▶ Exercise brief
Transcribe all of the records precisely as they are presented.

▶ Supplied data
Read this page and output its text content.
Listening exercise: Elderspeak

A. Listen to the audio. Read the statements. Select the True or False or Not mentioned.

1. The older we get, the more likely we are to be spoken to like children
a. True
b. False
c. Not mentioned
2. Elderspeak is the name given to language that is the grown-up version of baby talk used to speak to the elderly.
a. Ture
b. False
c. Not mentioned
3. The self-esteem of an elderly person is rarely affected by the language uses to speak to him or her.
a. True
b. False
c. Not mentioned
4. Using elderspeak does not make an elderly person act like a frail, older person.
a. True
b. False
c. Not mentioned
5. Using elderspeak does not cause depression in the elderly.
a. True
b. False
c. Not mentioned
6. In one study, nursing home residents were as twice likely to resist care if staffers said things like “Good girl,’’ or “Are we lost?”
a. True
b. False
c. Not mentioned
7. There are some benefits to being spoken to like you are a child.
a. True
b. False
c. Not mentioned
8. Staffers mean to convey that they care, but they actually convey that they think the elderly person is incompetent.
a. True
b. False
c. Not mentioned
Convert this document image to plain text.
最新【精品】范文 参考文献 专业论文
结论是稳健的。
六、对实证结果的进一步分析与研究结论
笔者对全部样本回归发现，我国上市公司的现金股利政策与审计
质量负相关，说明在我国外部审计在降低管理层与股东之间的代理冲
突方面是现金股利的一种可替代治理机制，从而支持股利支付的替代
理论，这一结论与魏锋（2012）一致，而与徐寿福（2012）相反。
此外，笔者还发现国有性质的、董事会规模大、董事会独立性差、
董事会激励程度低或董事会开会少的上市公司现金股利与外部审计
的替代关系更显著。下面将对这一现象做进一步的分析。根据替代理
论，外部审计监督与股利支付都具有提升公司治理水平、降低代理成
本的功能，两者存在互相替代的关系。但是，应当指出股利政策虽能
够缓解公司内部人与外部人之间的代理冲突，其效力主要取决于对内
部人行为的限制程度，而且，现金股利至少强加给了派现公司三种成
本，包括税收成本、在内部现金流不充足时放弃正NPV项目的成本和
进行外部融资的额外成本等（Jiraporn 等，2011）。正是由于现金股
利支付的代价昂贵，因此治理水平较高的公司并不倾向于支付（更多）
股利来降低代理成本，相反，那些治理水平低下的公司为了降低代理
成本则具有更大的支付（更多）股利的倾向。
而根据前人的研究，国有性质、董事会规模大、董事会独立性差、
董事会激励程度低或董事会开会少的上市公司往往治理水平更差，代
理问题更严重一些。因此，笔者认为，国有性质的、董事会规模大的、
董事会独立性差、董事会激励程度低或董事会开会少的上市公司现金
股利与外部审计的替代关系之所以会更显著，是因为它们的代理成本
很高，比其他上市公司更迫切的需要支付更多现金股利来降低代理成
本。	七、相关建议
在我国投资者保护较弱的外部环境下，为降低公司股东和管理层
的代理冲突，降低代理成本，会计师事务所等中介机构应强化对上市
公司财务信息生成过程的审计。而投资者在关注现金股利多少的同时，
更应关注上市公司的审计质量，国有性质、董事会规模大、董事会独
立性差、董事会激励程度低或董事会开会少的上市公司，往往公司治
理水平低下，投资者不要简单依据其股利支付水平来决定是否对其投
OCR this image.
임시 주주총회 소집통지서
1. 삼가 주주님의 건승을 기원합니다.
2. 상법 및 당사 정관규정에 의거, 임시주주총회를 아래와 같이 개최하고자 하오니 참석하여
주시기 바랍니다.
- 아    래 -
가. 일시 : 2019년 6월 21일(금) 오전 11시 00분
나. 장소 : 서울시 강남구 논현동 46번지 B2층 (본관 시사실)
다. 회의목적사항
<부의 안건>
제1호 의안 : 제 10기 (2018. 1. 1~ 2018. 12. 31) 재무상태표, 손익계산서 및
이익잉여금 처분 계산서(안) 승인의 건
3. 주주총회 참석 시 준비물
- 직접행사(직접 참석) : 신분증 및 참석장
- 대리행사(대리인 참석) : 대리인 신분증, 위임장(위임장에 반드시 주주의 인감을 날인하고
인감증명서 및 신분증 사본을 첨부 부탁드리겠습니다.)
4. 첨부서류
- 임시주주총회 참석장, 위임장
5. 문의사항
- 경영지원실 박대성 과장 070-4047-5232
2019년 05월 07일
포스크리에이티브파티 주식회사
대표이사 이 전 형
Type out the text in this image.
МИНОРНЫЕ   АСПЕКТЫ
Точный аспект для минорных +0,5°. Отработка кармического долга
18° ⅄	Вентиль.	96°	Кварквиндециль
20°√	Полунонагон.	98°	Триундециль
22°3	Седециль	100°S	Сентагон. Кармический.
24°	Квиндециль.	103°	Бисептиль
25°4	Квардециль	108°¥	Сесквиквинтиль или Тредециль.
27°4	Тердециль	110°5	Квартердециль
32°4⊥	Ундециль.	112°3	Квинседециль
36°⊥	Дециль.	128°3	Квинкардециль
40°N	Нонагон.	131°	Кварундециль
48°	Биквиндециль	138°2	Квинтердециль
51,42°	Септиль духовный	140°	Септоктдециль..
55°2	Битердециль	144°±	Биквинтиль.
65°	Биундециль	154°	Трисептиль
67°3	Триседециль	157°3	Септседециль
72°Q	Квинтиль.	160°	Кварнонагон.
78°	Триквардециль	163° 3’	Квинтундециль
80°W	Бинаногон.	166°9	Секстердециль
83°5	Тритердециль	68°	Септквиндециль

▶ Result of this exercise
Read this page and output its text content.
Listening exercise: Elderspeak

A. Listen to the audio. Read the statements. Select the True or False or Not mentioned.

1. The older we get, the more likely we are to be spoken to like children
a. True
b. False
c. Not mentioned
2. Elderspeak is the name given to language that is the grown-up version of baby talk used to speak to the elderly.
a. Ture
b. False
c. Not mentioned
3. The self-esteem of an elderly person is rarely affected by the language uses to speak to him or her.
a. True
b. False
c. Not mentioned
4. Using elderspeak does not make an elderly person act like a frail, older person.
a. True
b. False
c. Not mentioned
5. Using elderspeak does not cause depression in the elderly.
a. True
b. False
c. Not mentioned
6. In one study, nursing home residents were as twice likely to resist care if staffers said things like “Good girl,’’ or “Are we lost?”
a. True
b. False
c. Not mentioned
7. There are some benefits to being spoken to like you are a child.
a. True
b. False
c. Not mentioned
8. Staffers mean to convey that they care, but they actually convey that they think the elderly person is incompetent.
a. True
b. False
c. Not mentioned
Convert this document image to plain text.
最新【精品】范文 参考文献 专业论文
结论是稳健的。
六、对实证结果的进一步分析与研究结论
笔者对全部样本回归发现，我国上市公司的现金股利政策与审计
质量负相关，说明在我国外部审计在降低管理层与股东之间的代理冲
突方面是现金股利的一种可替代治理机制，从而支持股利支付的替代
理论，这一结论与魏锋（2012）一致，而与徐寿福（2012）相反。
此外，笔者还发现国有性质的、董事会规模大、董事会独立性差、
董事会激励程度低或董事会开会少的上市公司现金股利与外部审计
的替代关系更显著。下面将对这一现象做进一步的分析。根据替代理
论，外部审计监督与股利支付都具有提升公司治理水平、降低代理成
本的功能，两者存在互相替代的关系。但是，应当指出股利政策虽能
够缓解公司内部人与外部人之间的代理冲突，其效力主要取决于对内
部人行为的限制程度，而且，现金股利至少强加给了派现公司三种成
本，包括税收成本、在内部现金流不充足时放弃正NPV项目的成本和
进行外部融资的额外成本等（Jiraporn 等，2011）。正是由于现金股
利支付的代价昂贵，因此治理水平较高的公司并不倾向于支付（更多）
股利来降低代理成本，相反，那些治理水平低下的公司为了降低代理
成本则具有更大的支付（更多）股利的倾向。
而根据前人的研究，国有性质、董事会规模大、董事会独立性差、
董事会激励程度低或董事会开会少的上市公司往往治理水平更差，代
理问题更严重一些。因此，笔者认为，国有性质的、董事会规模大的、
董事会独立性差、董事会激励程度低或董事会开会少的上市公司现金
股利与外部审计的替代关系之所以会更显著，是因为它们的代理成本
很高，比其他上市公司更迫切的需要支付更多现金股利来降低代理成
本。	七、相关建议
在我国投资者保护较弱的外部环境下，为降低公司股东和管理层
的代理冲突，降低代理成本，会计师事务所等中介机构应强化对上市
公司财务信息生成过程的审计。而投资者在关注现金股利多少的同时，
更应关注上市公司的审计质量，国有性质、董事会规模大、董事会独
立性差、董事会激励程度低或董事会开会少的上市公司，往往公司治
理水平低下，投资者不要简单依据其股利支付水平来决定是否对其投
OCR this image.
임시 주주총회 소집통지서
1. 삼가 주주님의 건승을 기원합니다.
2. 상법 및 당사 정관규정에 의거, 임시주주총회를 아래와 같이 개최하고자 하오니 참석하여
주시기 바랍니다.
- 아    래 -
가. 일시 : 2019년 6월 21일(금) 오전 11시 00분
나. 장소 : 서울시 강남구 논현동 46번지 B2층 (본관 시사실)
다. 회의목적사항
<부의 안건>
제1호 의안 : 제 10기 (2018. 1. 1~ 2018. 12. 31) 재무상태표, 손익계산서 및
이익잉여금 처분 계산서(안) 승인의 건
3. 주주총회 참석 시 준비물
- 직접행사(직접 참석) : 신분증 및 참석장
- 대리행사(대리인 참석) : 대리인 신분증, 위임장(위임장에 반드시 주주의 인감을 날인하고
인감증명서 및 신분증 사본을 첨부 부탁드리겠습니다.)
4. 첨부서류
- 임시주주총회 참석장, 위임장
5. 문의사항
- 경영지원실 박대성 과장 070-4047-5232
2019년 05월 07일
포스크리에이티브파티 주식회사
대표이사 이 전 형
Type out the text in this image.
МИНОРНЫЕ   АСПЕКТЫ
Точный аспект для минорных +0,5°. Отработка кармического долга
18° ⅄	Вентиль.	96°	Кварквиндециль
20°√	Полунонагон.	98°	Триундециль
22°3	Седециль	100°S	Сентагон. Кармический.
24°	Квиндециль.	103°	Бисептиль
25°4	Квардециль	108°¥	Сесквиквинтиль или Тредециль.
27°4	Тердециль	110°5	Квартердециль
32°4⊥	Ундециль.	112°3	Квинседециль
36°⊥	Дециль.	128°3	Квинкардециль
40°N	Нонагон.	131°	Кварундециль
48°	Биквиндециль	138°2	Квинтердециль
51,42°	Септиль духовный	140°	Септоктдециль..
55°2	Битердециль	144°±	Биквинтиль.
65°	Биундециль	154°	Трисептиль
67°3	Триседециль	157°3	Септседециль
72°Q	Квинтиль.	160°	Кварнонагон.
78°	Триквардециль	163° 3’	Квинтундециль
80°W	Бинаногон.	166°9	Секстердециль
83°5	Тритердециль	68°	Септквиндециль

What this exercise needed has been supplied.